(Exercise directions):
Extract the lines that carry the string "this" from the listing.
═══ Material for the task ═══
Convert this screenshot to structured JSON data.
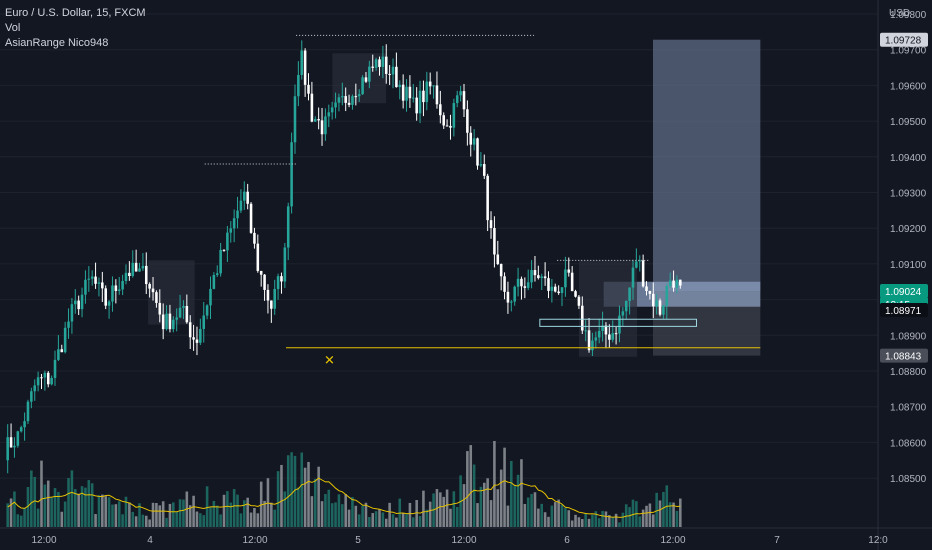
{
  "legend": {
    "symbol": "Euro / U.S. Dollar, 15, FXCM",
    "vol": "Vol",
    "indicator": "AsianRange Nico948"
  },
  "currency": "USD",
  "colors": {
    "background": "#131722",
    "up": "#26a69a",
    "down": "#ffffff",
    "grid": "#1e222d",
    "range_box": "#2a2e39",
    "level_line": "#e5c100",
    "target_zone": "#5d6b85",
    "stop_zone": "#3b3f49",
    "vol_up": "#1f6e66",
    "vol_down": "#8a8d94",
    "vol_ma": "#e5c100",
    "cyan_box": "#9ed8e0"
  },
  "chart_data": {
    "type": "candlestick",
    "ylim": [
      1.0843,
      1.0982
    ],
    "y_ticks": [
      "1.09800",
      "1.09700",
      "1.09600",
      "1.09500",
      "1.09400",
      "1.09300",
      "1.09200",
      "1.09100",
      "1.09000",
      "1.08900",
      "1.08800",
      "1.08700",
      "1.08600",
      "1.08500"
    ],
    "x_ticks": [
      "12:00",
      "4",
      "12:00",
      "5",
      "12:00",
      "6",
      "12:00",
      "7",
      "12:0"
    ],
    "price_tags": [
      {
        "label": "1.09728",
        "value": 1.09728,
        "style": "light"
      },
      {
        "label": "1.09024",
        "value": 1.09024,
        "style": "green"
      },
      {
        "label": "13:15",
        "value": 1.09024,
        "style": "green"
      },
      {
        "label": "1.08971",
        "value": 1.08971,
        "style": "dark"
      },
      {
        "label": "1.08843",
        "value": 1.08843,
        "style": "gray"
      }
    ],
    "anchors": [
      {
        "t": 0,
        "p": 1.0858
      },
      {
        "t": 10,
        "p": 1.0862
      },
      {
        "t": 22,
        "p": 1.0877
      },
      {
        "t": 32,
        "p": 1.0878
      },
      {
        "t": 45,
        "p": 1.0895
      },
      {
        "t": 60,
        "p": 1.0906
      },
      {
        "t": 70,
        "p": 1.0899
      },
      {
        "t": 84,
        "p": 1.0908
      },
      {
        "t": 98,
        "p": 1.0907
      },
      {
        "t": 110,
        "p": 1.0893
      },
      {
        "t": 122,
        "p": 1.0897
      },
      {
        "t": 132,
        "p": 1.0888
      },
      {
        "t": 145,
        "p": 1.0907
      },
      {
        "t": 156,
        "p": 1.0919
      },
      {
        "t": 165,
        "p": 1.093
      },
      {
        "t": 175,
        "p": 1.0909
      },
      {
        "t": 184,
        "p": 1.0898
      },
      {
        "t": 193,
        "p": 1.091
      },
      {
        "t": 200,
        "p": 1.0958
      },
      {
        "t": 204,
        "p": 1.0969
      },
      {
        "t": 212,
        "p": 1.0952
      },
      {
        "t": 220,
        "p": 1.0948
      },
      {
        "t": 232,
        "p": 1.0955
      },
      {
        "t": 248,
        "p": 1.0962
      },
      {
        "t": 258,
        "p": 1.0967
      },
      {
        "t": 270,
        "p": 1.0962
      },
      {
        "t": 282,
        "p": 1.0954
      },
      {
        "t": 295,
        "p": 1.096
      },
      {
        "t": 305,
        "p": 1.0948
      },
      {
        "t": 314,
        "p": 1.0958
      },
      {
        "t": 322,
        "p": 1.0945
      },
      {
        "t": 330,
        "p": 1.0935
      },
      {
        "t": 338,
        "p": 1.091
      },
      {
        "t": 346,
        "p": 1.0899
      },
      {
        "t": 355,
        "p": 1.0904
      },
      {
        "t": 368,
        "p": 1.0907
      },
      {
        "t": 378,
        "p": 1.0902
      },
      {
        "t": 388,
        "p": 1.0906
      },
      {
        "t": 395,
        "p": 1.0897
      },
      {
        "t": 403,
        "p": 1.0888
      },
      {
        "t": 412,
        "p": 1.089
      },
      {
        "t": 420,
        "p": 1.0891
      },
      {
        "t": 428,
        "p": 1.0898
      },
      {
        "t": 436,
        "p": 1.0912
      },
      {
        "t": 444,
        "p": 1.0902
      },
      {
        "t": 452,
        "p": 1.0897
      },
      {
        "t": 460,
        "p": 1.0907
      },
      {
        "t": 466,
        "p": 1.0902
      }
    ],
    "candle_count": 200,
    "t_max": 466,
    "volume_profile": [
      {
        "t": 0,
        "v": 0.15
      },
      {
        "t": 25,
        "v": 0.35
      },
      {
        "t": 45,
        "v": 0.3
      },
      {
        "t": 70,
        "v": 0.18
      },
      {
        "t": 100,
        "v": 0.15
      },
      {
        "t": 140,
        "v": 0.22
      },
      {
        "t": 175,
        "v": 0.25
      },
      {
        "t": 200,
        "v": 0.45
      },
      {
        "t": 230,
        "v": 0.25
      },
      {
        "t": 260,
        "v": 0.12
      },
      {
        "t": 300,
        "v": 0.25
      },
      {
        "t": 335,
        "v": 0.55
      },
      {
        "t": 360,
        "v": 0.3
      },
      {
        "t": 390,
        "v": 0.1
      },
      {
        "t": 420,
        "v": 0.08
      },
      {
        "t": 450,
        "v": 0.25
      },
      {
        "t": 466,
        "v": 0.2
      }
    ],
    "asian_range_boxes": [
      {
        "t0": 98,
        "t1": 130,
        "hi": 1.0911,
        "lo": 1.0893
      },
      {
        "t0": 225,
        "t1": 262,
        "hi": 1.0969,
        "lo": 1.0955
      },
      {
        "t0": 395,
        "t1": 435,
        "hi": 1.0911,
        "lo": 1.0884
      }
    ],
    "session_lines": [
      {
        "t0": 200,
        "t1": 364,
        "p": 1.0974,
        "style": "dotted"
      },
      {
        "t0": 137,
        "t1": 200,
        "p": 1.0938,
        "style": "dotted"
      },
      {
        "t0": 380,
        "t1": 443,
        "p": 1.0911,
        "style": "dotted"
      }
    ],
    "key_level": {
      "t0": 193,
      "t1": 520,
      "p": 1.08865
    },
    "marker": {
      "t": 223,
      "p": 1.0883,
      "symbol": "✕"
    },
    "position": {
      "t0": 446,
      "t1": 520,
      "entry": 1.09024,
      "target": 1.09728,
      "stop": 1.08843
    },
    "zone_box": {
      "t0": 368,
      "t1": 476,
      "hi": 1.08945,
      "lo": 1.08925
    }
  }
}
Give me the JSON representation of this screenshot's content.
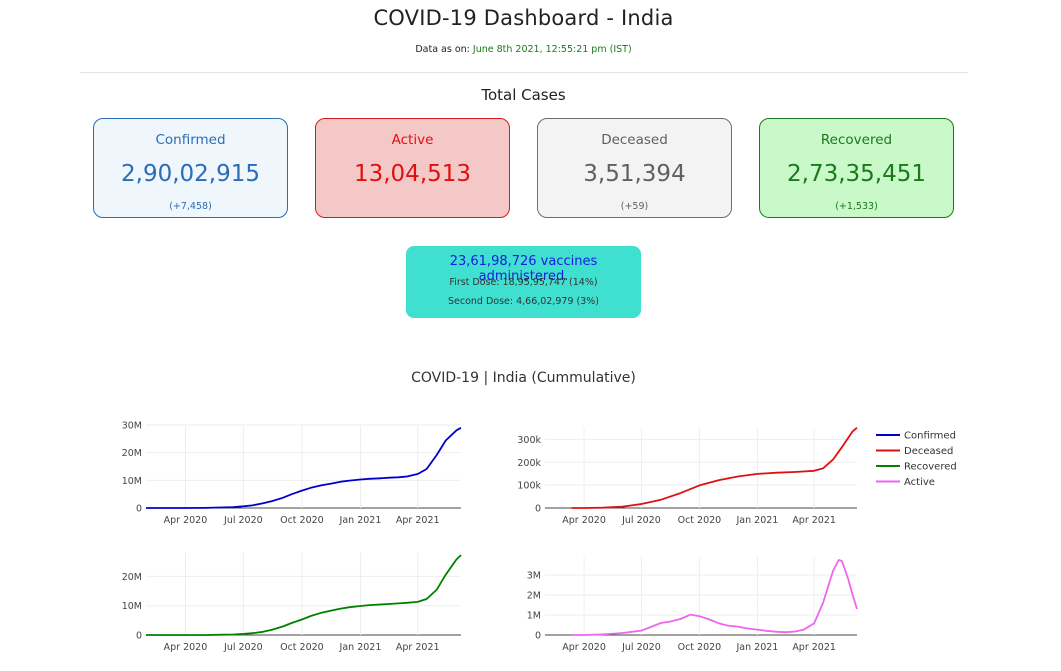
═══
(Task result):
Convert this screenshot to structured JSON data.
Give me the JSON representation of this screenshot's content.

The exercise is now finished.